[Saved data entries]
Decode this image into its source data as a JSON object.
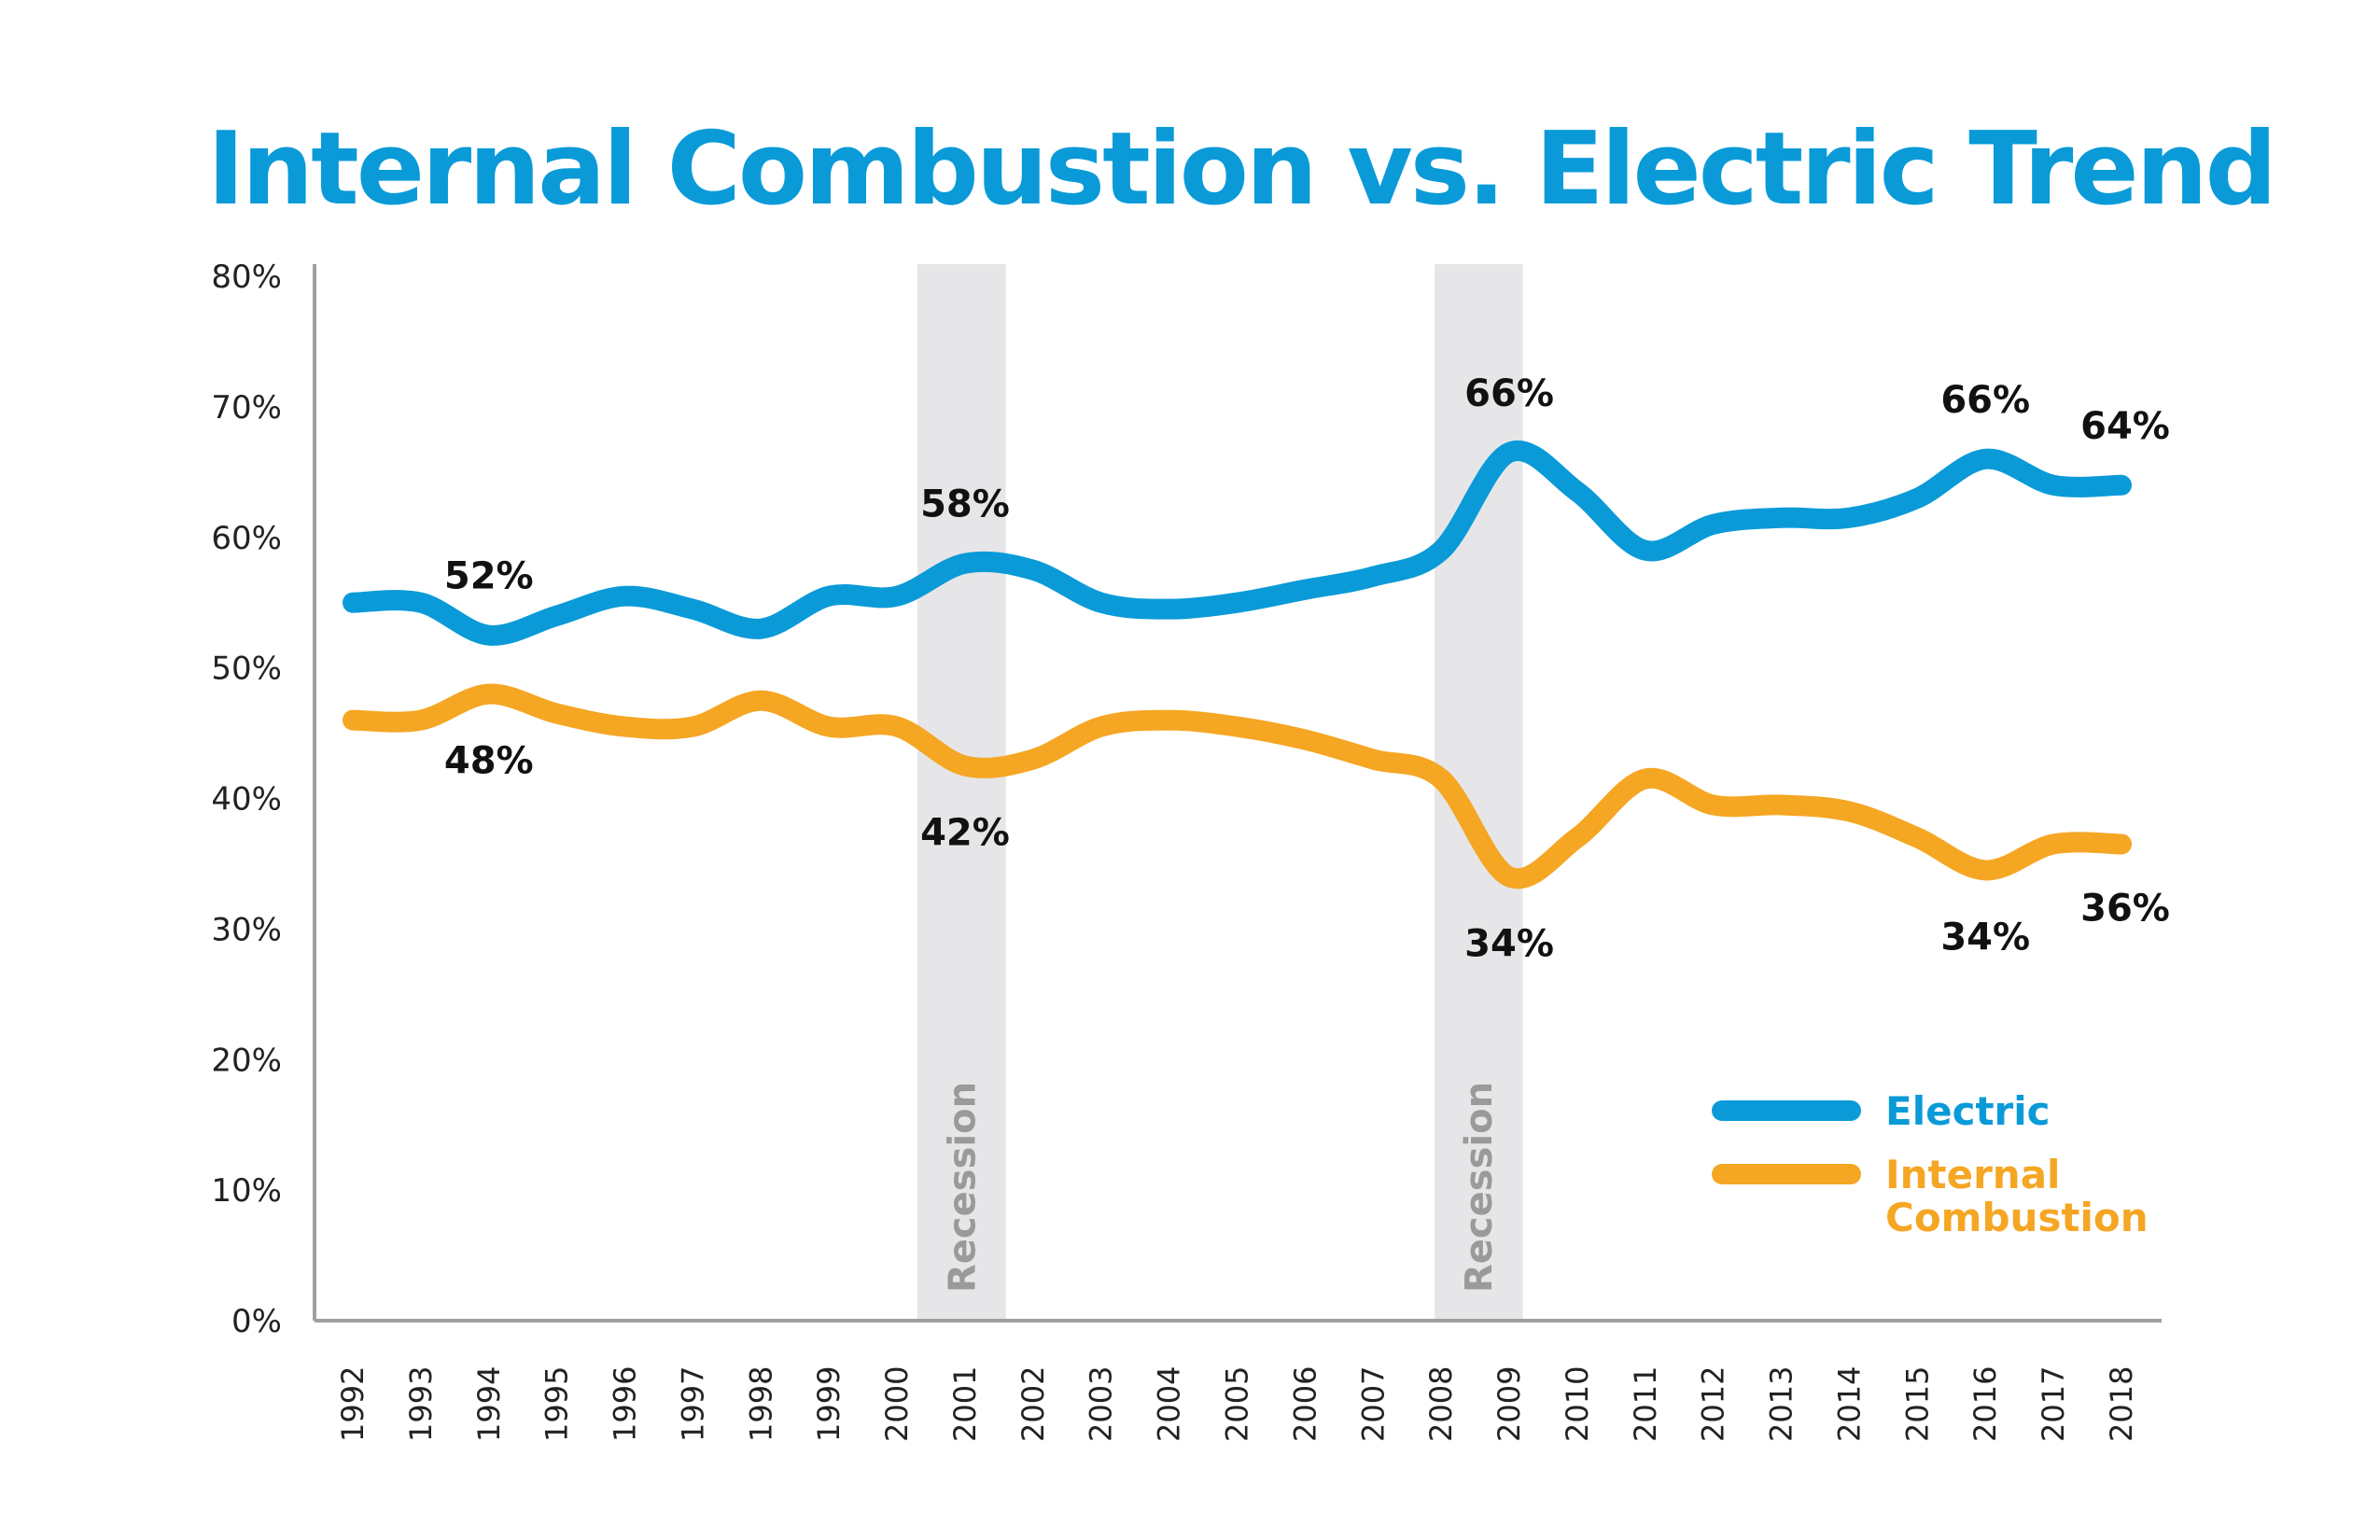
{
  "chart_data": {
    "type": "line",
    "title": "Internal Combustion vs. Electric Trend",
    "xlabel": "",
    "ylabel": "",
    "x": [
      1992,
      1993,
      1994,
      1995,
      1996,
      1997,
      1998,
      1999,
      2000,
      2001,
      2002,
      2003,
      2004,
      2005,
      2006,
      2007,
      2008,
      2009,
      2010,
      2011,
      2012,
      2013,
      2014,
      2015,
      2016,
      2017,
      2018
    ],
    "ylim": [
      0,
      80
    ],
    "yticks": [
      "0%",
      "10%",
      "20%",
      "30%",
      "40%",
      "50%",
      "60%",
      "70%",
      "80%"
    ],
    "grid": false,
    "legend_position": "bottom-right",
    "series": [
      {
        "name": "Electric",
        "color": "#0a9ad8",
        "values": [
          55,
          55,
          52.5,
          54,
          55.5,
          54.5,
          53,
          55.5,
          55.5,
          58,
          57.5,
          55,
          54.5,
          55,
          56,
          57,
          59,
          66.5,
          63.5,
          59,
          61,
          61.5,
          61.5,
          63,
          66,
          64,
          64
        ]
      },
      {
        "name": "Internal Combustion",
        "color": "#f5a623",
        "values": [
          46,
          46,
          48,
          46.5,
          45.5,
          45.5,
          47.5,
          45.5,
          45.5,
          42.5,
          43,
          45.5,
          46,
          45.5,
          44.5,
          43,
          41.5,
          34,
          37,
          41.5,
          39.5,
          39.5,
          39,
          37,
          34.5,
          36.5,
          36.5
        ]
      }
    ],
    "annotations": [
      {
        "series": 0,
        "x": 1994,
        "label": "52%"
      },
      {
        "series": 0,
        "x": 2001,
        "label": "58%"
      },
      {
        "series": 0,
        "x": 2009,
        "label": "66%"
      },
      {
        "series": 0,
        "x": 2016,
        "label": "66%"
      },
      {
        "series": 0,
        "x": 2018,
        "label": "64%"
      },
      {
        "series": 1,
        "x": 1994,
        "label": "48%"
      },
      {
        "series": 1,
        "x": 2001,
        "label": "42%"
      },
      {
        "series": 1,
        "x": 2009,
        "label": "34%"
      },
      {
        "series": 1,
        "x": 2016,
        "label": "34%"
      },
      {
        "series": 1,
        "x": 2018,
        "label": "36%"
      }
    ],
    "shaded_regions": [
      {
        "label": "Recession",
        "from": 2000.3,
        "to": 2001.6,
        "color": "#e6e6e8"
      },
      {
        "label": "Recession",
        "from": 2007.9,
        "to": 2009.2,
        "color": "#e6e6e8"
      }
    ]
  }
}
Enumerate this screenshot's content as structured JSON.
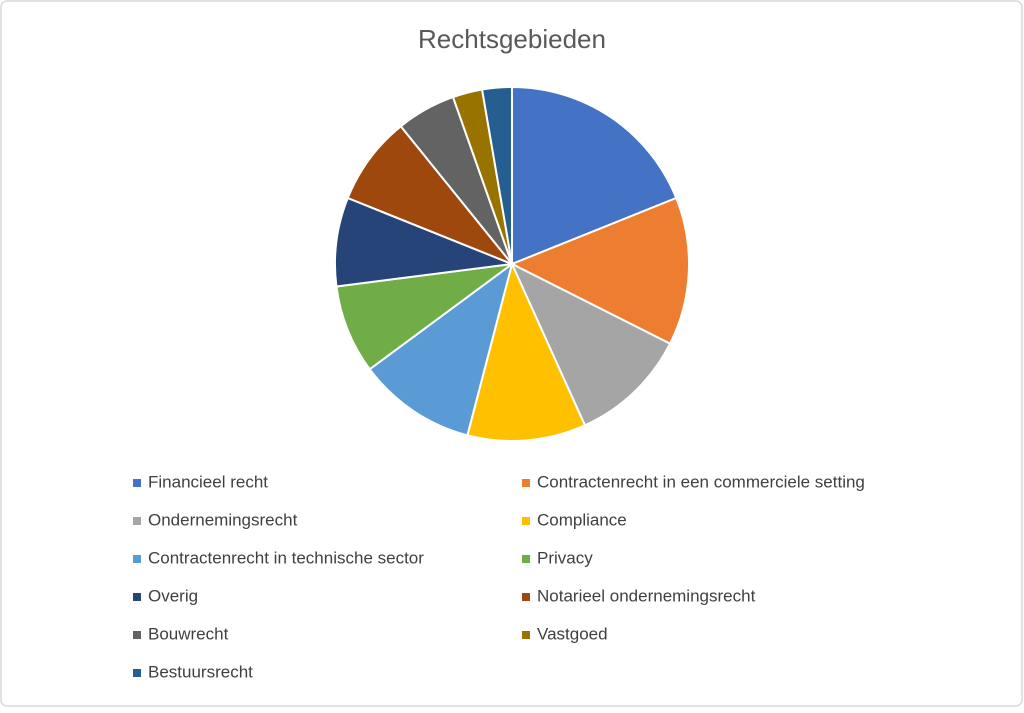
{
  "chart_data": {
    "type": "pie",
    "title": "Rechtsgebieden",
    "categories": [
      "Financieel recht",
      "Contractenrecht in een commerciele setting",
      "Ondernemingsrecht",
      "Compliance",
      "Contractenrecht in technische sector",
      "Privacy",
      "Overig",
      "Notarieel ondernemingsrecht",
      "Bouwrecht",
      "Vastgoed",
      "Bestuursrecht"
    ],
    "values": [
      7,
      5,
      4,
      4,
      4,
      3,
      3,
      3,
      2,
      1,
      1
    ],
    "colors": [
      "#4472c4",
      "#ed7d31",
      "#a5a5a5",
      "#ffc000",
      "#5b9bd5",
      "#70ad47",
      "#264478",
      "#9e480e",
      "#636363",
      "#997300",
      "#255e91"
    ],
    "legend": "bottom"
  }
}
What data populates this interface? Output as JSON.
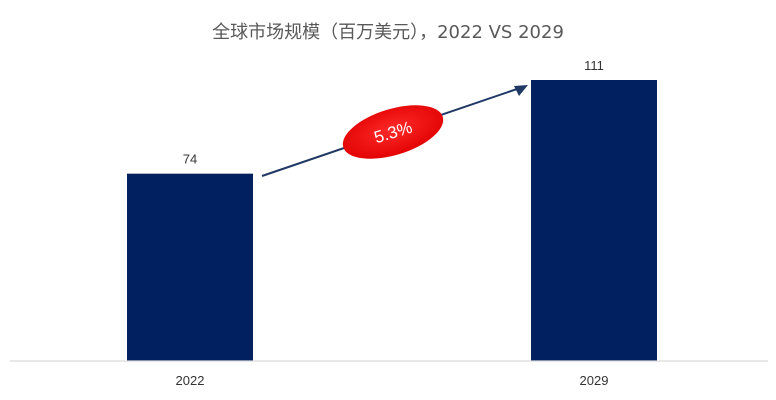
{
  "chart_data": {
    "type": "bar",
    "title": "全球市场规模（百万美元），2022 VS 2029",
    "categories": [
      "2022",
      "2029"
    ],
    "values": [
      74,
      111
    ],
    "ylim": [
      0,
      111
    ],
    "grid": false,
    "annotation": {
      "text": "5.3%"
    },
    "colors": {
      "bar": "#002060",
      "arrow": "#1F3864",
      "badge": "#FF0000",
      "baseline": "#D9D9D9",
      "title": "#595959"
    }
  }
}
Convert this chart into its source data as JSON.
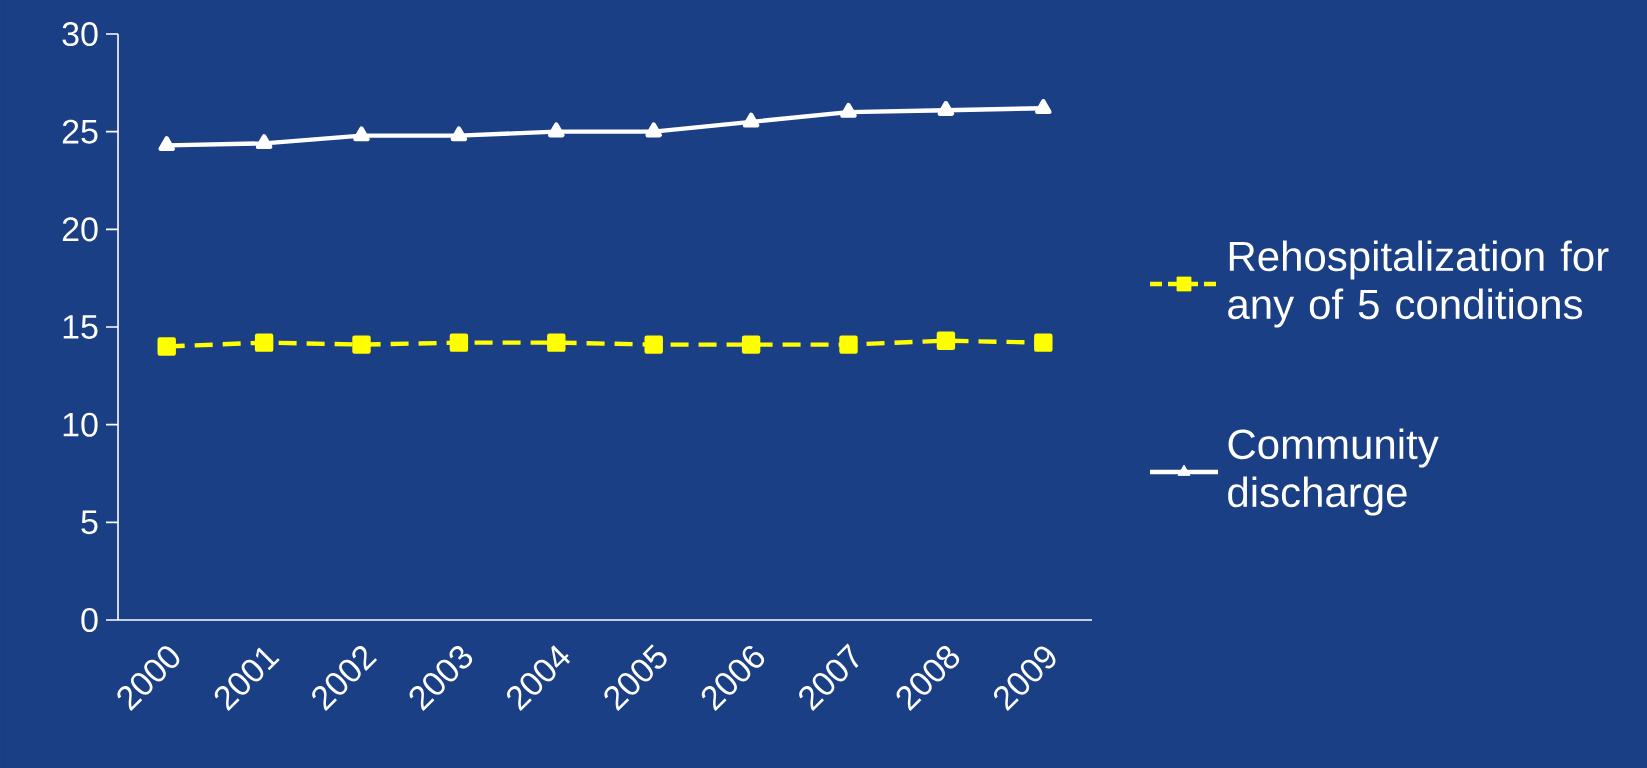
{
  "chart_data": {
    "type": "line",
    "categories": [
      "2000",
      "2001",
      "2002",
      "2003",
      "2004",
      "2005",
      "2006",
      "2007",
      "2008",
      "2009"
    ],
    "series": [
      {
        "name": "Rehospitalization for any of 5 conditions",
        "color": "#ffff00",
        "marker": "square",
        "line_style": "dashed",
        "values": [
          14.0,
          14.2,
          14.1,
          14.2,
          14.2,
          14.1,
          14.1,
          14.1,
          14.3,
          14.2
        ]
      },
      {
        "name": "Community discharge",
        "color": "#ffffff",
        "marker": "triangle",
        "line_style": "solid",
        "values": [
          24.3,
          24.4,
          24.8,
          24.8,
          25.0,
          25.0,
          25.5,
          26.0,
          26.1,
          26.2
        ]
      }
    ],
    "ylim": [
      0,
      30
    ],
    "yticks": [
      0,
      5,
      10,
      15,
      20,
      25,
      30
    ],
    "grid": false,
    "legend": "right"
  }
}
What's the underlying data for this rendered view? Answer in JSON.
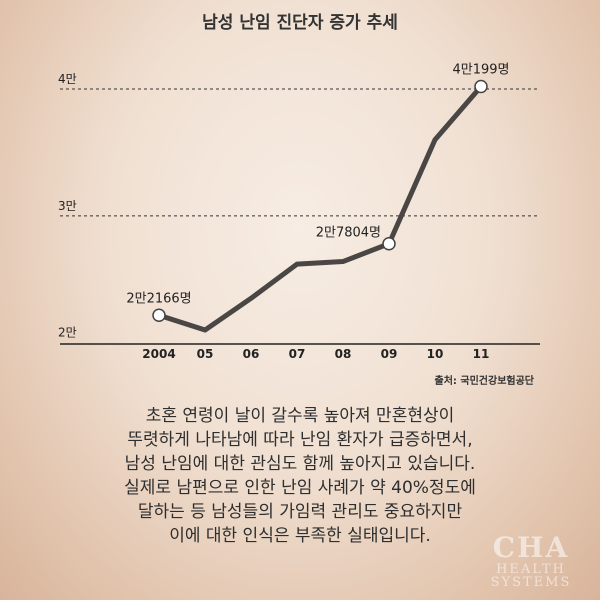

• [GIVEN TASK]: Look through the entries above and report the number of lines that contain "Contractenrecht". Write only the number.

• [ANSWER TO THIS TASK]: 2